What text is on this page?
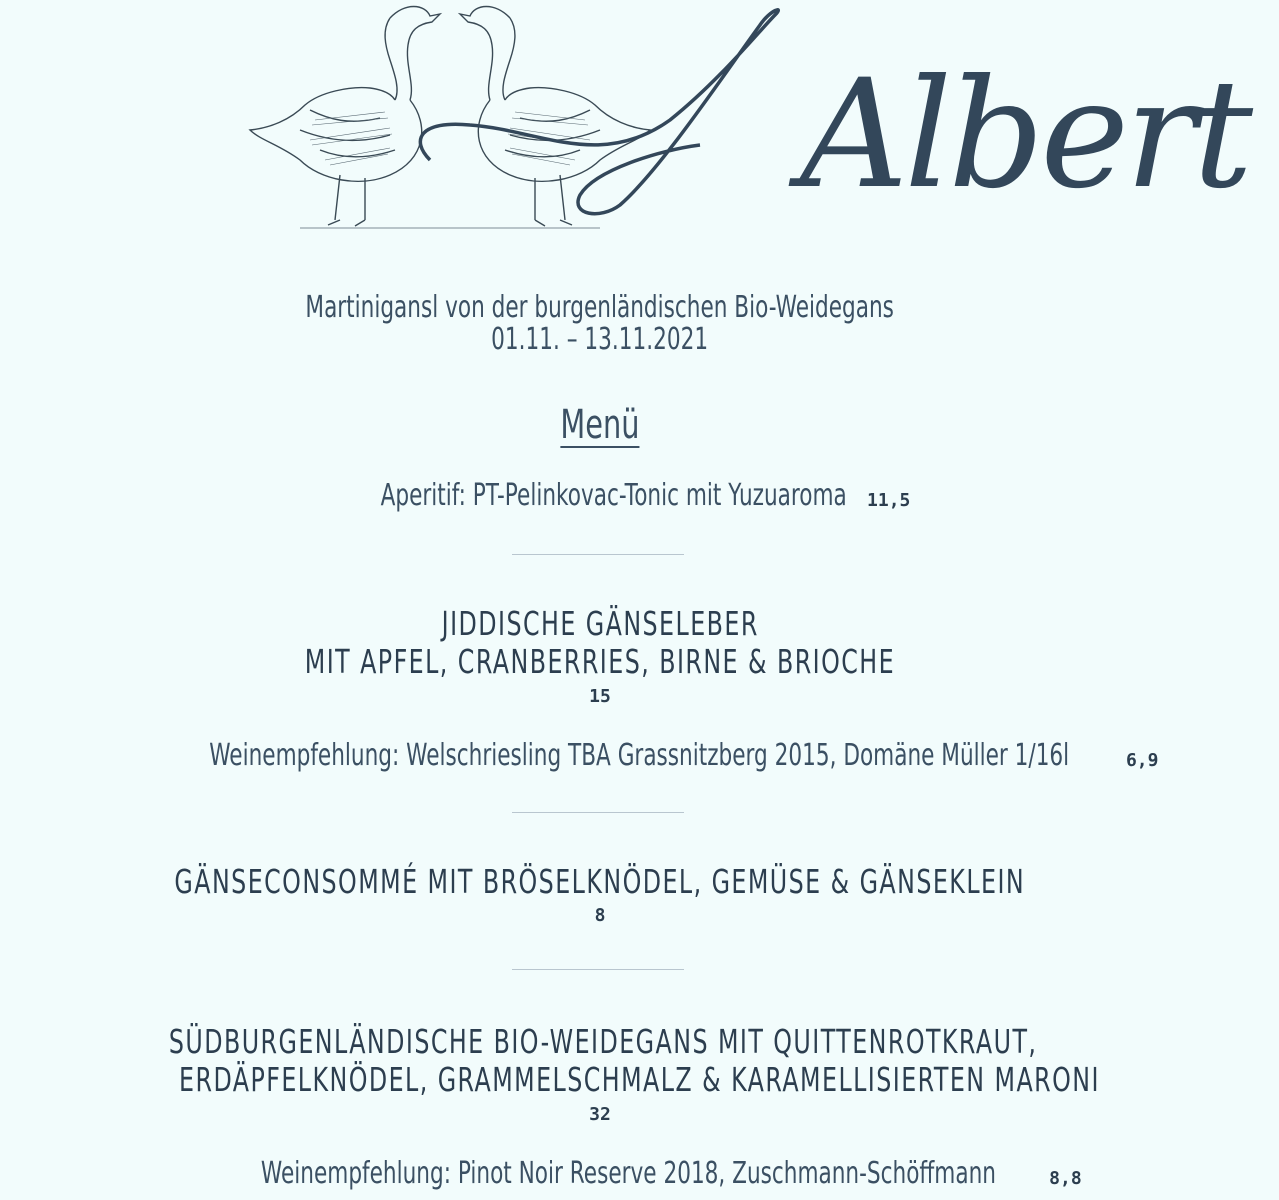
Albert
Martinigansl von der burgenländischen Bio-Weidegans
01.11. – 13.11.2021
Menü
Aperitif: PT-Pelinkovac-Tonic mit Yuzuaroma 11,5
JIDDISCHE GÄNSELEBER
MIT APFEL, CRANBERRIES, BIRNE & BRIOCHE
15
Weinempfehlung: Welschriesling TBA Grassnitzberg 2015, Domäne Müller 1/16l	6,9
GÄNSECONSOMMÉ MIT BRÖSELKNÖDEL, GEMÜSE & GÄNSEKLEIN
8
SÜDBURGENLÄNDISCHE BIO-WEIDEGANS MIT QUITTENROTKRAUT,
ERDÄPFELKNÖDEL, GRAMMELSCHMALZ & KARAMELLISIERTEN MARONI
32
Weinempfehlung: Pinot Noir Reserve 2018, Zuschmann-Schöffmann	8,8
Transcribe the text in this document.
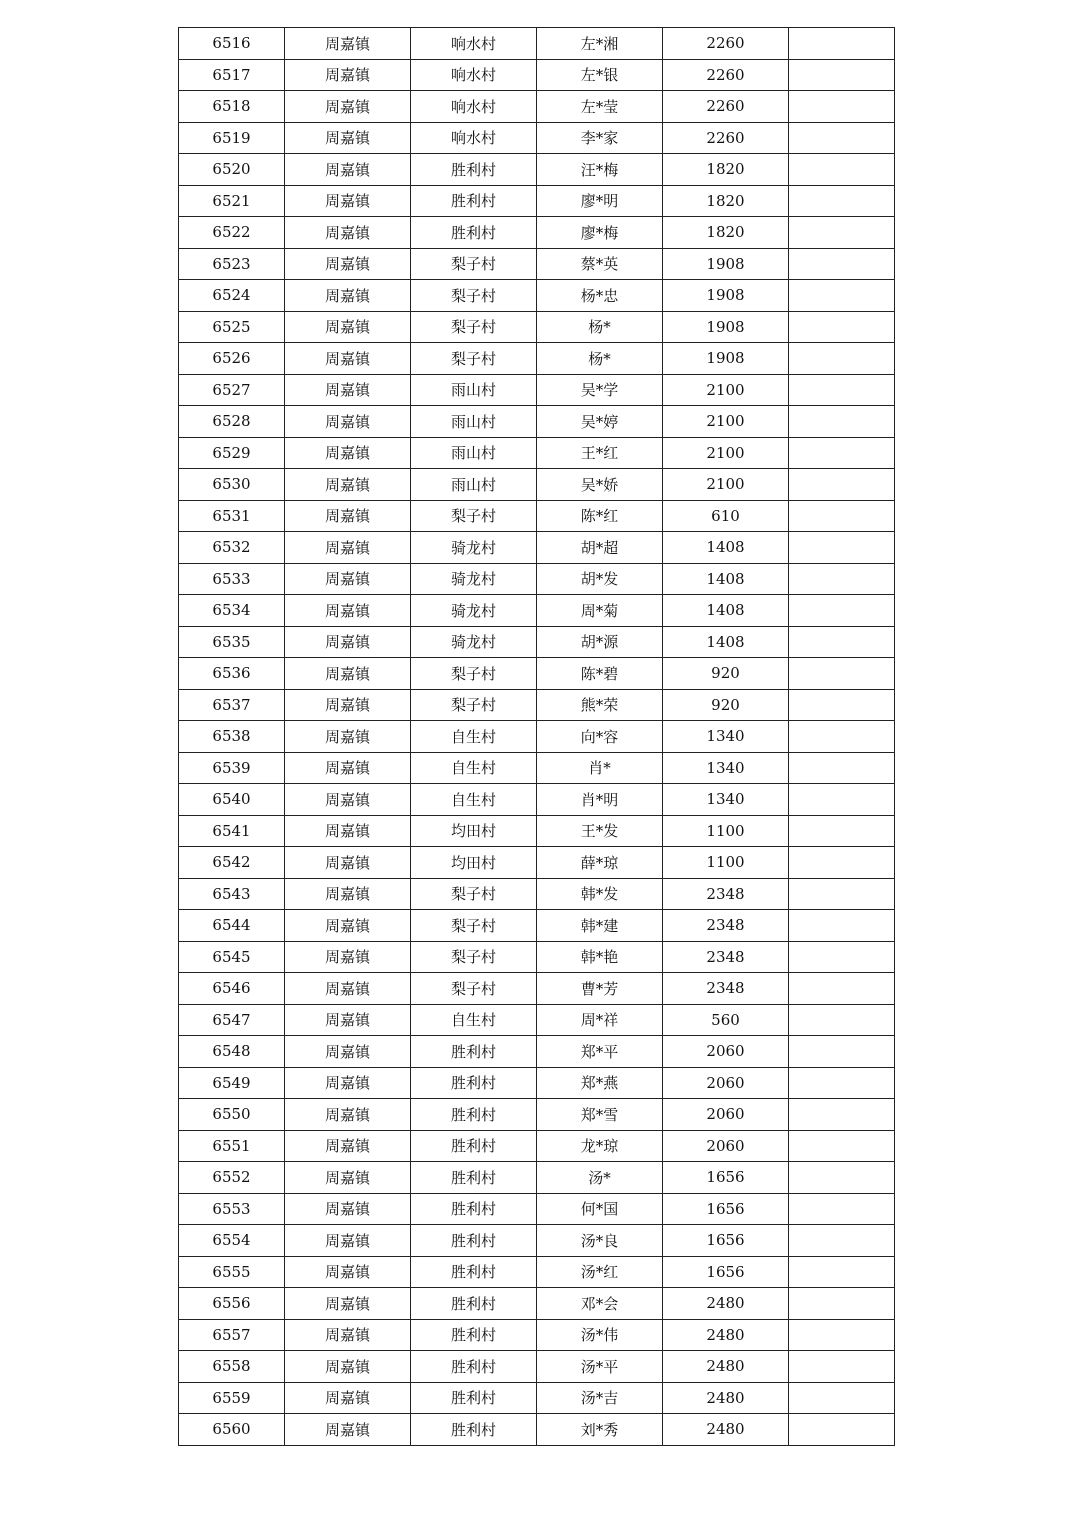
6516	周嘉镇	响水村	左*湘	2260	
6517	周嘉镇	响水村	左*银	2260	
6518	周嘉镇	响水村	左*莹	2260	
6519	周嘉镇	响水村	李*家	2260	
6520	周嘉镇	胜利村	汪*梅	1820	
6521	周嘉镇	胜利村	廖*明	1820	
6522	周嘉镇	胜利村	廖*梅	1820	
6523	周嘉镇	梨子村	蔡*英	1908	
6524	周嘉镇	梨子村	杨*忠	1908	
6525	周嘉镇	梨子村	杨*	1908	
6526	周嘉镇	梨子村	杨*	1908	
6527	周嘉镇	雨山村	吴*学	2100	
6528	周嘉镇	雨山村	吴*婷	2100	
6529	周嘉镇	雨山村	王*红	2100	
6530	周嘉镇	雨山村	吴*娇	2100	
6531	周嘉镇	梨子村	陈*红	610	
6532	周嘉镇	骑龙村	胡*超	1408	
6533	周嘉镇	骑龙村	胡*发	1408	
6534	周嘉镇	骑龙村	周*菊	1408	
6535	周嘉镇	骑龙村	胡*源	1408	
6536	周嘉镇	梨子村	陈*碧	920	
6537	周嘉镇	梨子村	熊*荣	920	
6538	周嘉镇	自生村	向*容	1340	
6539	周嘉镇	自生村	肖*	1340	
6540	周嘉镇	自生村	肖*明	1340	
6541	周嘉镇	均田村	王*发	1100	
6542	周嘉镇	均田村	薛*琼	1100	
6543	周嘉镇	梨子村	韩*发	2348	
6544	周嘉镇	梨子村	韩*建	2348	
6545	周嘉镇	梨子村	韩*艳	2348	
6546	周嘉镇	梨子村	曹*芳	2348	
6547	周嘉镇	自生村	周*祥	560	
6548	周嘉镇	胜利村	郑*平	2060	
6549	周嘉镇	胜利村	郑*燕	2060	
6550	周嘉镇	胜利村	郑*雪	2060	
6551	周嘉镇	胜利村	龙*琼	2060	
6552	周嘉镇	胜利村	汤*	1656	
6553	周嘉镇	胜利村	何*国	1656	
6554	周嘉镇	胜利村	汤*良	1656	
6555	周嘉镇	胜利村	汤*红	1656	
6556	周嘉镇	胜利村	邓*会	2480	
6557	周嘉镇	胜利村	汤*伟	2480	
6558	周嘉镇	胜利村	汤*平	2480	
6559	周嘉镇	胜利村	汤*吉	2480	
6560	周嘉镇	胜利村	刘*秀	2480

DIRECTIVE: In the entries above, find each line with the string "text" and copy it.

WRITTEN ANSWER:
What text is on this page?
Transcribe the text in this document.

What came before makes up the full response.